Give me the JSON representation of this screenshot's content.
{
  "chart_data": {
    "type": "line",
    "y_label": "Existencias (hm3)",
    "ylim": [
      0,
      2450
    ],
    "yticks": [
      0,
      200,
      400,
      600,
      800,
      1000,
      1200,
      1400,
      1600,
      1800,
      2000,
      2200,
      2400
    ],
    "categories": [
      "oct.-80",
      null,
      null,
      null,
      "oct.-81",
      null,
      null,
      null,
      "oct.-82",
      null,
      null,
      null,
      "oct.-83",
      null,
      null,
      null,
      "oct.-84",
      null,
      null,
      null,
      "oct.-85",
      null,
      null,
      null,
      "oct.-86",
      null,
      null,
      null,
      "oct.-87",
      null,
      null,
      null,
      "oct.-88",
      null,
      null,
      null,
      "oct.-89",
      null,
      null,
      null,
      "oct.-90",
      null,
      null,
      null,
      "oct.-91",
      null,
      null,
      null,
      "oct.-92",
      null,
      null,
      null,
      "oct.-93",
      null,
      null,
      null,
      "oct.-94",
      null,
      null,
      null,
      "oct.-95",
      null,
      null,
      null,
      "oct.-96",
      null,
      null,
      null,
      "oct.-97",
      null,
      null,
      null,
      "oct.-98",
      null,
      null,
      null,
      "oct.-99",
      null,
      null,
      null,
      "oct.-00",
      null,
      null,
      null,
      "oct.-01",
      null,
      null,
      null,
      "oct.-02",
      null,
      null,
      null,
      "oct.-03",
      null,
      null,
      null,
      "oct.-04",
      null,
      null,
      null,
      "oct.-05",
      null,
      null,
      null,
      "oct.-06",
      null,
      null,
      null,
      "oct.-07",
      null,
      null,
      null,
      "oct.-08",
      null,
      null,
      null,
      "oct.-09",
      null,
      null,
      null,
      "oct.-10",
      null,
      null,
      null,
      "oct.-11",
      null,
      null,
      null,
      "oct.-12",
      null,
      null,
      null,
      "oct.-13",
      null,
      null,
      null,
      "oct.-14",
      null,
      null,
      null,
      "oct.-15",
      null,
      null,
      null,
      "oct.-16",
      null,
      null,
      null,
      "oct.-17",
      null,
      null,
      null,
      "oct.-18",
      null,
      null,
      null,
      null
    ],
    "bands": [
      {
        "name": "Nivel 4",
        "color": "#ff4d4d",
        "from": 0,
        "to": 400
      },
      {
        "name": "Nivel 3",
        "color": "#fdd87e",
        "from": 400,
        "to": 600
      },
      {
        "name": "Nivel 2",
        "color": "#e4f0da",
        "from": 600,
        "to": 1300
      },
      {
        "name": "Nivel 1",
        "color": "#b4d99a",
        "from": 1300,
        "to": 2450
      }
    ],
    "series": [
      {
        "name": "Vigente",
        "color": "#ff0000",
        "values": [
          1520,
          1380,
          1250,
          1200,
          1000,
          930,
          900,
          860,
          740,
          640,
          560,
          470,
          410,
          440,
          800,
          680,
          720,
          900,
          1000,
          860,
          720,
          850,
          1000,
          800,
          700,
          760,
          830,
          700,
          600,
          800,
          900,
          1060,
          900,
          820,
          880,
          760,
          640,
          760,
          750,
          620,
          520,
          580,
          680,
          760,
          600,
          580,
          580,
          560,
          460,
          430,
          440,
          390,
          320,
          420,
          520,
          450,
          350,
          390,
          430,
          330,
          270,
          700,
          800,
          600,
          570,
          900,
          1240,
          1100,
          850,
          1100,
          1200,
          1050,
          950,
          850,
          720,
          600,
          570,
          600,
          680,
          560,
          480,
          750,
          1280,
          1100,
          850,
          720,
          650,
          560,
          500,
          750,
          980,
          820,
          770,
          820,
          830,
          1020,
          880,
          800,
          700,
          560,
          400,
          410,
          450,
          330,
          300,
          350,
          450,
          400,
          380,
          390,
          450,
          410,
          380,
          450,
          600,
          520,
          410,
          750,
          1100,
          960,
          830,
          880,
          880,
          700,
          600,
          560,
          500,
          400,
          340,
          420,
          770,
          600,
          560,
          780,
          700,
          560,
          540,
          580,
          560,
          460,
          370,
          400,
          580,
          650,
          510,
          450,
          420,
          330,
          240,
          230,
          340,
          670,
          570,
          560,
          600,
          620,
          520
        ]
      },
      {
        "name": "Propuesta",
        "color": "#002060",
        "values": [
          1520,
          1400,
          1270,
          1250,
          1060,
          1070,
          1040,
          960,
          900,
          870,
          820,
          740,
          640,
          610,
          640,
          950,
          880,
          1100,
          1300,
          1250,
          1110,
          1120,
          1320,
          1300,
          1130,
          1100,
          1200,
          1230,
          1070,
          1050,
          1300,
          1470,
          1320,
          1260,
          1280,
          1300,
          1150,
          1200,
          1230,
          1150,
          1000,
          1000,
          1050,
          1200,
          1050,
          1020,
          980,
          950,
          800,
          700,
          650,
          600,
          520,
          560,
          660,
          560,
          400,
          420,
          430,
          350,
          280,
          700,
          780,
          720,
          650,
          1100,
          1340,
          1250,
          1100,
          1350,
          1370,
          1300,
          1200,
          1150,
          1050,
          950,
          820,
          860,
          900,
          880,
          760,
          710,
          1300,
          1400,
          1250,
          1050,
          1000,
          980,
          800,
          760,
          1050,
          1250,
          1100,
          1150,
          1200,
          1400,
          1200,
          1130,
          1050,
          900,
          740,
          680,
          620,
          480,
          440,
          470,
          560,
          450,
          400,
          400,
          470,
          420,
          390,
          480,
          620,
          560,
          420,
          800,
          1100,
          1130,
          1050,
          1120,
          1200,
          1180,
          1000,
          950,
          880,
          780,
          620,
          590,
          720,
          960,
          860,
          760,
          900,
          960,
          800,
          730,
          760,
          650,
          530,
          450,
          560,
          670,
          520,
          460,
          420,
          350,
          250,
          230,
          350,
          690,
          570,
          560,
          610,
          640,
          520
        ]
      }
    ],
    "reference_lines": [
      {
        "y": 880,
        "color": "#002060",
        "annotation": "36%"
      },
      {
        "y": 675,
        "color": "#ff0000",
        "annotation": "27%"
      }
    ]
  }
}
* * *
**What needs to be done**
Keep only those lines of the records that hold "name", and return them.

**Result below**
        "name": "Nivel 4",
        "name": "Nivel 3",
        "name": "Nivel 2",
        "name": "Nivel 1",
        "name": "Vigente",
        "name": "Propuesta",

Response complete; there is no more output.